#### [Given data]
--- --- ---

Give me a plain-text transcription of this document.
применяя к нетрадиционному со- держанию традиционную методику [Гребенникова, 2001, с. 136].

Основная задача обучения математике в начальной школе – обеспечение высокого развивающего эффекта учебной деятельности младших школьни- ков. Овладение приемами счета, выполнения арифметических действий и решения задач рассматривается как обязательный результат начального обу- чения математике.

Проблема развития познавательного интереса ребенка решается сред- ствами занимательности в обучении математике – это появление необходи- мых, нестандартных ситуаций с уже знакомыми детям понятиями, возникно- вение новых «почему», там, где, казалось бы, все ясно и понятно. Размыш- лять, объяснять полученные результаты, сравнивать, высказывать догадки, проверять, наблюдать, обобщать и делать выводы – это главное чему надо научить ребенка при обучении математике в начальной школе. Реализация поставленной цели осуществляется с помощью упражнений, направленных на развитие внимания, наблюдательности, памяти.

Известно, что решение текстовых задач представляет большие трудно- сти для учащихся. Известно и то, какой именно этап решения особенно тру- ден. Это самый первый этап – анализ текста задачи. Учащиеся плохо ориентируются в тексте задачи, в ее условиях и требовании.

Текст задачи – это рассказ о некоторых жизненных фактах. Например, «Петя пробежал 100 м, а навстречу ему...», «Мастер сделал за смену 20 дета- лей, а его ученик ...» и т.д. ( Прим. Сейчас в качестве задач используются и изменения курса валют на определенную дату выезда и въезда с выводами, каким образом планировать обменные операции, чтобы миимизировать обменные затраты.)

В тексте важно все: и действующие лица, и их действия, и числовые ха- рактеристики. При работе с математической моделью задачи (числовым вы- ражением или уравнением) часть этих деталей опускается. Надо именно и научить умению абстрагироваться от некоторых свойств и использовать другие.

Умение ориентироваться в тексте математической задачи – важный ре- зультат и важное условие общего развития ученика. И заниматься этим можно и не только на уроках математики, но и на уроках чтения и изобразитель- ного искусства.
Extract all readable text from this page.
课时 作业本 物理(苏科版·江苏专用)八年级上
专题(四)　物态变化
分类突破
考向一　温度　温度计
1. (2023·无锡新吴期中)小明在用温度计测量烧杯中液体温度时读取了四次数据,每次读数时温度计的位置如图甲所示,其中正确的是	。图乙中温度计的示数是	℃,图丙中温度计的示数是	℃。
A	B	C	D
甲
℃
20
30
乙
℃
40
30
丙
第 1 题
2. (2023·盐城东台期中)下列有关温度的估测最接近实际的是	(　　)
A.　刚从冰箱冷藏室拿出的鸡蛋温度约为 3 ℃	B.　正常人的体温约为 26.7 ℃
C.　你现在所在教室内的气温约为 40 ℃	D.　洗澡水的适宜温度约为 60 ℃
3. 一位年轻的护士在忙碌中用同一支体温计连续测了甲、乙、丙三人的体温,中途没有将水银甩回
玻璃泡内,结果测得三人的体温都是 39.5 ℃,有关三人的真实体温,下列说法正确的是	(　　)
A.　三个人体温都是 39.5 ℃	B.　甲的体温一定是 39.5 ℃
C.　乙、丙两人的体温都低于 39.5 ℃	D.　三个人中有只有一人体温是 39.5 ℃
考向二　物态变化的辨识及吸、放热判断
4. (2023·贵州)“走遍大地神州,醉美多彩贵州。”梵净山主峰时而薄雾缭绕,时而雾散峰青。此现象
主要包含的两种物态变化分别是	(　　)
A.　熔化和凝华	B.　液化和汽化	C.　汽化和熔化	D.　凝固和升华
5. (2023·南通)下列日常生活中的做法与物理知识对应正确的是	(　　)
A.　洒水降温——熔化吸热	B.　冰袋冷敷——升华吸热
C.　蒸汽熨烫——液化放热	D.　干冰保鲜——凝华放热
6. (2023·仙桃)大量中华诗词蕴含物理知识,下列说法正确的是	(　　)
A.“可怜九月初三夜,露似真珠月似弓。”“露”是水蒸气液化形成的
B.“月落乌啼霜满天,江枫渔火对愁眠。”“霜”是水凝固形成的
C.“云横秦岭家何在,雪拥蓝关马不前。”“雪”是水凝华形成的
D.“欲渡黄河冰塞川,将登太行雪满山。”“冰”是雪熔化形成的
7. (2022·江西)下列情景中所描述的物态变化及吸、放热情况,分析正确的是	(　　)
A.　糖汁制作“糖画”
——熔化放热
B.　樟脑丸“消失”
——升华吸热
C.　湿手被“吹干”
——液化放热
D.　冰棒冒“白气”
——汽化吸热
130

--- --- ---

#### [Written problem]
From the listing, tally every line with the word "this" in it and give only the tally.

#### [The completed task]
2